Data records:
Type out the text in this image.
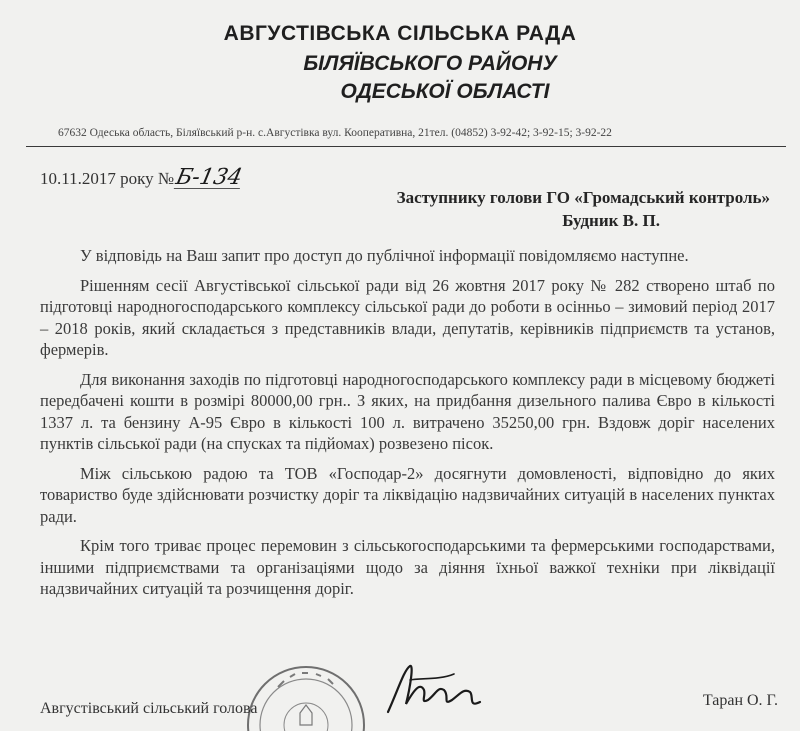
АВГУСТІВСЬКА СІЛЬСЬКА РАДА
БІЛЯЇВСЬКОГО РАЙОНУ
ОДЕСЬКОЇ ОБЛАСТІ
67632 Одеська область, Біляївський р-н. с.Августівка вул. Кооперативна, 21тел. (04852) 3-92-42; 3-92-15; 3-92-22
10.11.2017 року №Б-134
Заступнику голови ГО «Громадський контроль»
Будник В. П.

У відповідь на Ваш запит про доступ до публічної інформації повідомляємо наступне.

Рішенням сесії Августівської сільської ради від 26 жовтня 2017 року № 282 створено штаб по підготовці народногосподарського комплексу сільської ради до роботи в осінньо – зимовий період 2017 – 2018 років, який складається з представників влади, депутатів, керівників підприємств та установ, фермерів.

Для виконання заходів по підготовці народногосподарського комплексу ради в місцевому бюджеті передбачені кошти в розмірі 80000,00 грн.. З яких, на придбання дизельного палива Євро в кількості 1337 л. та бензину А-95 Євро в кількості 100 л. витрачено 35250,00 грн. Вздовж доріг населених пунктів сільської ради (на спусках та підйомах) розвезено пісок.

Між сільською радою та ТОВ «Господар-2» досягнути домовленості, відповідно до яких товариство буде здійснювати розчистку доріг та ліквідацію надзвичайних ситуацій в населених пунктах ради.

Крім того триває процес перемовин з сільськогосподарськими та фермерськими господарствами, іншими підприємствами та організаціями щодо за діяння їхньої важкої техніки при ліквідації надзвичайних ситуацій та розчищення доріг.

Августівський сільський голова	Таран О. Г.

● **PROBLEM**: Filter out all lines lacking the word "яких" and copy the rest.

● **THE ANSWER**:
Для виконання заходів по підготовці народногосподарського комплексу ради в місцевому бюджеті передбачені кошти в розмірі 80000,00 грн.. З яких, на придбання дизельного палива Євро в кількості 1337 л. та бензину А-95 Євро в кількості 100 л. витрачено 35250,00 грн. Вздовж доріг населених пунктів сільської ради (на спусках та підйомах) розвезено пісок.
Між сільською радою та ТОВ «Господар-2» досягнути домовленості, відповідно до яких товариство буде здійснювати розчистку доріг та ліквідацію надзвичайних ситуацій в населених пунктах ради.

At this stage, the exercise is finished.